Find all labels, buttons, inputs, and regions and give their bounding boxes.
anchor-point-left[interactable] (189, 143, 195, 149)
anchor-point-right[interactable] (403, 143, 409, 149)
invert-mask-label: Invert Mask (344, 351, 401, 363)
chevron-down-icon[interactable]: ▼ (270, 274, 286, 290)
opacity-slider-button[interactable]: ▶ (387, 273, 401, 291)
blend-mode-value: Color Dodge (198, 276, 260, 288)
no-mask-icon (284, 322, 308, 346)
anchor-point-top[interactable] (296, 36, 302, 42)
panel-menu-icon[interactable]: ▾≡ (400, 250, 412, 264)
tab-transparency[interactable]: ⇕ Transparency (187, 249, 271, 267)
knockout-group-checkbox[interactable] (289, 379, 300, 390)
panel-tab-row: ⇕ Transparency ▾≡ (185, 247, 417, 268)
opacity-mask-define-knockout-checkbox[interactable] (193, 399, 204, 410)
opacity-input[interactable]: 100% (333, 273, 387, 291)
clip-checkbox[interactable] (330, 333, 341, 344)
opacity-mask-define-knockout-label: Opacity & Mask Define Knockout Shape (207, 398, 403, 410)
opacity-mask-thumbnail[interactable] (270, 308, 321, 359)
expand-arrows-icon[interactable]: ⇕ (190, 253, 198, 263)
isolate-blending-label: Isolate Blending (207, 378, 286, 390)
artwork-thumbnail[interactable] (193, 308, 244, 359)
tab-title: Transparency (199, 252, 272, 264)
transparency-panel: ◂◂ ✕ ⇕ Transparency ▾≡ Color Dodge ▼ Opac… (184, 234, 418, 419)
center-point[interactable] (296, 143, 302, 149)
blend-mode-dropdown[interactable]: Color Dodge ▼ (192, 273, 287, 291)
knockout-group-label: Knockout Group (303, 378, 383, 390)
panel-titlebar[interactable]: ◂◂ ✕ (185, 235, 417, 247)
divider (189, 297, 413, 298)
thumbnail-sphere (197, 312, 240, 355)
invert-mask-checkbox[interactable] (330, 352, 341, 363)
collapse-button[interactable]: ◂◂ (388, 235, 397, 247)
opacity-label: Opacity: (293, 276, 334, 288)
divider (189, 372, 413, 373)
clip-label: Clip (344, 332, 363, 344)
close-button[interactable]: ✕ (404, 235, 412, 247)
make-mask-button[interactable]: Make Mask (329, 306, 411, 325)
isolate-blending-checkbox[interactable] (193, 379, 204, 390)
○ ○ ○ ○
• **TASK BRIEF**
Rewrite every line of the data above, replacing "Color Dodge" with "Multiply" wherever it appears and leaving everything else unchanged.

• **EXERCISE OUTPUT**
Find all labels, buttons, inputs, and regions and give their bounding boxes.
anchor-point-left[interactable] (189, 143, 195, 149)
anchor-point-right[interactable] (403, 143, 409, 149)
invert-mask-label: Invert Mask (344, 351, 401, 363)
chevron-down-icon[interactable]: ▼ (270, 274, 286, 290)
opacity-slider-button[interactable]: ▶ (387, 273, 401, 291)
blend-mode-value: Multiply (198, 276, 260, 288)
no-mask-icon (284, 322, 308, 346)
anchor-point-top[interactable] (296, 36, 302, 42)
panel-menu-icon[interactable]: ▾≡ (400, 250, 412, 264)
tab-transparency[interactable]: ⇕ Transparency (187, 249, 271, 267)
knockout-group-checkbox[interactable] (289, 379, 300, 390)
panel-tab-row: ⇕ Transparency ▾≡ (185, 247, 417, 268)
opacity-mask-define-knockout-checkbox[interactable] (193, 399, 204, 410)
opacity-input[interactable]: 100% (333, 273, 387, 291)
clip-checkbox[interactable] (330, 333, 341, 344)
opacity-mask-define-knockout-label: Opacity & Mask Define Knockout Shape (207, 398, 403, 410)
opacity-mask-thumbnail[interactable] (270, 308, 321, 359)
expand-arrows-icon[interactable]: ⇕ (190, 253, 198, 263)
isolate-blending-label: Isolate Blending (207, 378, 286, 390)
artwork-thumbnail[interactable] (193, 308, 244, 359)
tab-title: Transparency (199, 252, 272, 264)
transparency-panel: ◂◂ ✕ ⇕ Transparency ▾≡ Multiply ▼ Opac… (184, 234, 418, 419)
center-point[interactable] (296, 143, 302, 149)
blend-mode-dropdown[interactable]: Multiply ▼ (192, 273, 287, 291)
knockout-group-label: Knockout Group (303, 378, 383, 390)
panel-titlebar[interactable]: ◂◂ ✕ (185, 235, 417, 247)
divider (189, 297, 413, 298)
thumbnail-sphere (197, 312, 240, 355)
invert-mask-checkbox[interactable] (330, 352, 341, 363)
collapse-button[interactable]: ◂◂ (388, 235, 397, 247)
opacity-label: Opacity: (293, 276, 334, 288)
divider (189, 372, 413, 373)
clip-label: Clip (344, 332, 363, 344)
close-button[interactable]: ✕ (404, 235, 412, 247)
make-mask-button[interactable]: Make Mask (329, 306, 411, 325)
isolate-blending-checkbox[interactable] (193, 379, 204, 390)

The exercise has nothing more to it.